Copy out the listing in full, exactly as written, but not its pictures.

> **Input**:
◆ ◆ ◆ ◆ ◆ ◆ ◆
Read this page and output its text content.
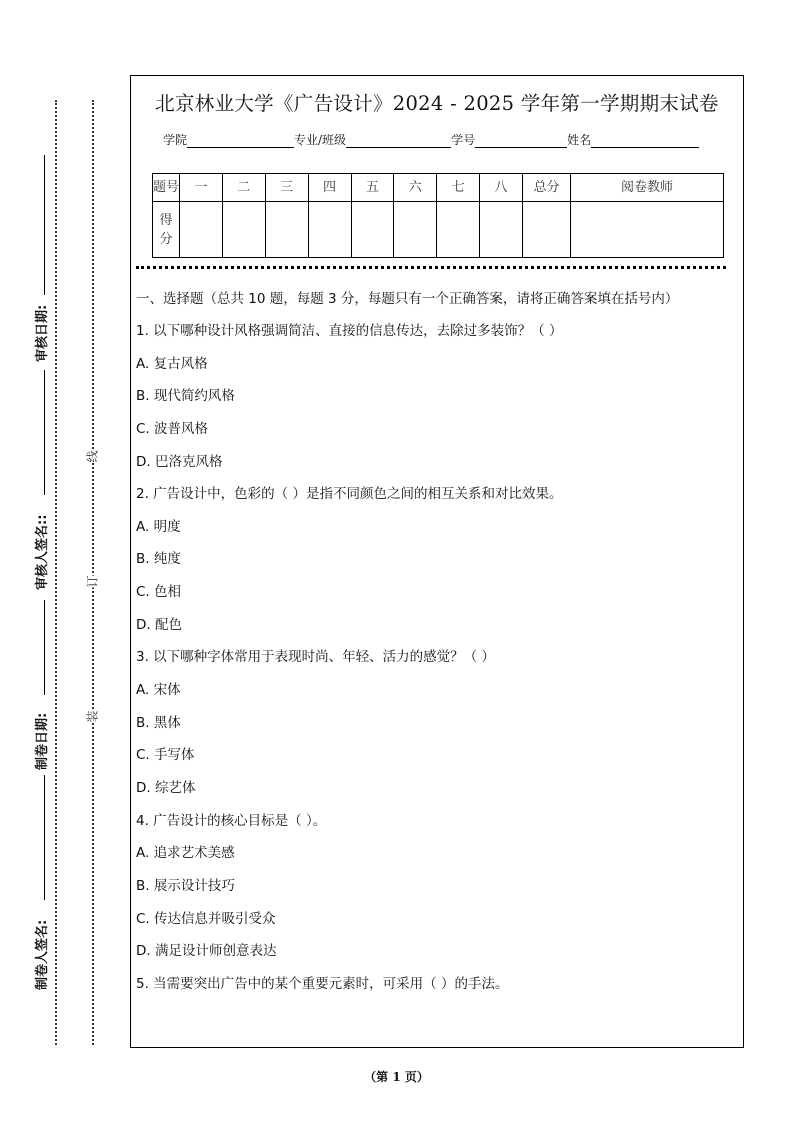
制卷人签名:
制卷日期:
审核人签名::
审核日期:
装
订
线
北京林业大学《广告设计》2024 - 2025 学年第一学期期末试卷
学院	专业/班级	学号	姓名
题号	一	二	三	四	五	六	七	八	总分	阅卷教师
得分										
一、选择题（总共 10 题，每题 3 分，每题只有一个正确答案，请将正确答案填在括号内）
1. 以下哪种设计风格强调简洁、直接的信息传达，去除过多装饰？（ ）
A. 复古风格
B. 现代简约风格
C. 波普风格
D. 巴洛克风格
2. 广告设计中，色彩的（ ）是指不同颜色之间的相互关系和对比效果。
A. 明度
B. 纯度
C. 色相
D. 配色
3. 以下哪种字体常用于表现时尚、年轻、活力的感觉？（ ）
A. 宋体
B. 黑体
C. 手写体
D. 综艺体
4. 广告设计的核心目标是（ ）。
A. 追求艺术美感
B. 展示设计技巧
C. 传达信息并吸引受众
D. 满足设计师创意表达
5. 当需要突出广告中的某个重要元素时，可采用（ ）的手法。
（第 1 页）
◆ ◆ ◆ ◆ ◆ ◆ ◆
> **Correct result**:
Read this page and output its text content.
制卷人签名:
制卷日期:
审核人签名::
审核日期:
装
订
线
北京林业大学《广告设计》2024 - 2025 学年第一学期期末试卷
学院	专业/班级	学号	姓名
题号	一	二	三	四	五	六	七	八	总分	阅卷教师
得分										
一、选择题（总共 10 题，每题 3 分，每题只有一个正确答案，请将正确答案填在括号内）
1. 以下哪种设计风格强调简洁、直接的信息传达，去除过多装饰？（ ）
A. 复古风格
B. 现代简约风格
C. 波普风格
D. 巴洛克风格
2. 广告设计中，色彩的（ ）是指不同颜色之间的相互关系和对比效果。
A. 明度
B. 纯度
C. 色相
D. 配色
3. 以下哪种字体常用于表现时尚、年轻、活力的感觉？（ ）
A. 宋体
B. 黑体
C. 手写体
D. 综艺体
4. 广告设计的核心目标是（ ）。
A. 追求艺术美感
B. 展示设计技巧
C. 传达信息并吸引受众
D. 满足设计师创意表达
5. 当需要突出广告中的某个重要元素时，可采用（ ）的手法。
（第 1 页）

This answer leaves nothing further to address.